WRITTEN INSTRUCTION -
Type out the records that follow, exactly as given.

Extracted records

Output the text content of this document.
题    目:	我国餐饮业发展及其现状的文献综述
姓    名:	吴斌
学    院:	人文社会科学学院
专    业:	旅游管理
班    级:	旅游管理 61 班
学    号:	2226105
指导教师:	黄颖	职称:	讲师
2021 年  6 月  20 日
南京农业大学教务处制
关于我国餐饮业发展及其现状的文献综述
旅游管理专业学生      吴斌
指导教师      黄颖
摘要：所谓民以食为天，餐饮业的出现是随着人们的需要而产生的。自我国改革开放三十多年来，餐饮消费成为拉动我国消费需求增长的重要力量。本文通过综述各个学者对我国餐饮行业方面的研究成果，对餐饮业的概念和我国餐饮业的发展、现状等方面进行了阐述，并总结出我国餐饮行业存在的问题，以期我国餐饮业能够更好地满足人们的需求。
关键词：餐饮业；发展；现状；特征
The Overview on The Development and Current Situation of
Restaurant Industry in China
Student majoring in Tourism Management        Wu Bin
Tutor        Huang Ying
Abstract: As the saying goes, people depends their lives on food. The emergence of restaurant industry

RESPONSE TO THIS TASK -
Output the text content of this document.
题    目:	我国餐饮业发展及其现状的文献综述
姓    名:	吴斌
学    院:	人文社会科学学院
专    业:	旅游管理
班    级:	旅游管理 61 班
学    号:	2226105
指导教师:	黄颖	职称:	讲师
2021 年  6 月  20 日
南京农业大学教务处制
关于我国餐饮业发展及其现状的文献综述
旅游管理专业学生      吴斌
指导教师      黄颖
摘要：所谓民以食为天，餐饮业的出现是随着人们的需要而产生的。自我国改革开放三十多年来，餐饮消费成为拉动我国消费需求增长的重要力量。本文通过综述各个学者对我国餐饮行业方面的研究成果，对餐饮业的概念和我国餐饮业的发展、现状等方面进行了阐述，并总结出我国餐饮行业存在的问题，以期我国餐饮业能够更好地满足人们的需求。
关键词：餐饮业；发展；现状；特征
The Overview on The Development and Current Situation of
Restaurant Industry in China
Student majoring in Tourism Management        Wu Bin
Tutor        Huang Ying
Abstract: As the saying goes, people depends their lives on food. The emergence of restaurant industry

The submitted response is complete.